(Entries with figure data)
* start *
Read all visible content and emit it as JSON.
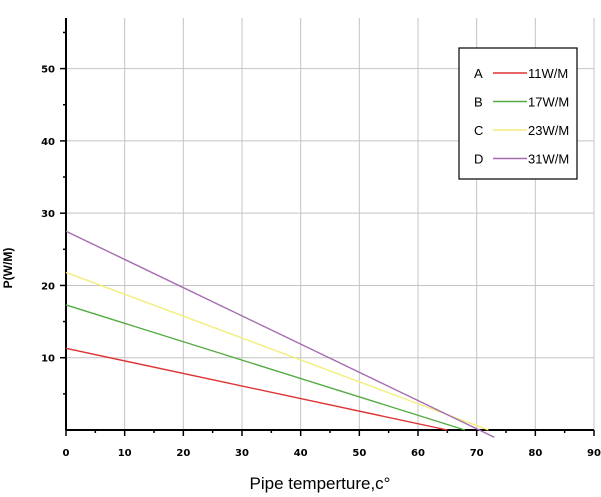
{
  "chart_data": {
    "type": "line",
    "title": "",
    "xlabel": "Pipe temperture,c°",
    "ylabel": "P(W/M)",
    "xlim": [
      0,
      90
    ],
    "ylim": [
      0,
      57
    ],
    "xticks": [
      0,
      10,
      20,
      30,
      40,
      50,
      60,
      70,
      80,
      90
    ],
    "yticks": [
      10,
      20,
      30,
      40,
      50
    ],
    "grid": true,
    "legend_position": "top-right",
    "series": [
      {
        "letter": "A",
        "name": "11W/M",
        "color": "#dd3333",
        "x": [
          0,
          65
        ],
        "y": [
          11.3,
          0
        ]
      },
      {
        "letter": "B",
        "name": "17W/M",
        "color": "#55aa44",
        "x": [
          0,
          68
        ],
        "y": [
          17.3,
          0
        ]
      },
      {
        "letter": "C",
        "name": "23W/M",
        "color": "#f2ee7a",
        "x": [
          0,
          72
        ],
        "y": [
          21.8,
          0
        ]
      },
      {
        "letter": "D",
        "name": "31W/M",
        "color": "#a66bb0",
        "x": [
          0,
          73
        ],
        "y": [
          27.5,
          -1
        ]
      }
    ]
  }
}
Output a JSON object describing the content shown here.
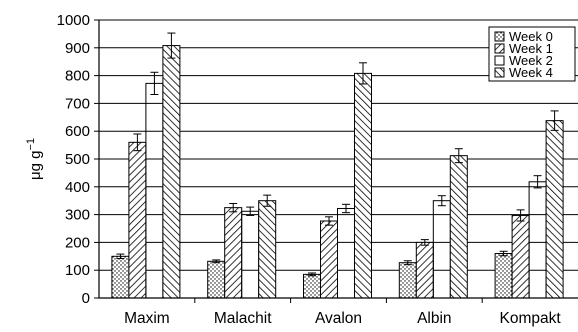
{
  "chart_data": {
    "type": "bar",
    "ylabel": "μg g",
    "ylabel_superscript": "−1",
    "ylim": [
      0,
      1000
    ],
    "yticks": [
      "0",
      "100",
      "200",
      "300",
      "400",
      "500",
      "600",
      "700",
      "800",
      "900",
      "1000"
    ],
    "grid": "horizontal",
    "legend_placement": "top-right",
    "categories": [
      "Maxim",
      "Malachit",
      "Avalon",
      "Albin",
      "Kompakt"
    ],
    "series": [
      {
        "name": "Week 0",
        "pattern": "dots",
        "values": [
          150,
          132,
          85,
          127,
          160
        ],
        "errors": [
          8,
          5,
          5,
          7,
          8
        ]
      },
      {
        "name": "Week 1",
        "pattern": "hatch-right",
        "values": [
          560,
          325,
          277,
          200,
          297
        ],
        "errors": [
          30,
          15,
          15,
          10,
          20
        ]
      },
      {
        "name": "Week 2",
        "pattern": "empty",
        "values": [
          772,
          312,
          322,
          350,
          418
        ],
        "errors": [
          40,
          15,
          15,
          18,
          22
        ]
      },
      {
        "name": "Week 4",
        "pattern": "hatch-left",
        "values": [
          908,
          350,
          808,
          512,
          638
        ],
        "errors": [
          45,
          20,
          38,
          25,
          35
        ]
      }
    ]
  }
}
* end *
→ **TASK GOAL**: Copy out each line of the records where the string "color" appears.

→ **RESPONSE TO THIS TASK**:
        "color": "#dd3333",
        "color": "#55aa44",
        "color": "#f2ee7a",
        "color": "#a66bb0",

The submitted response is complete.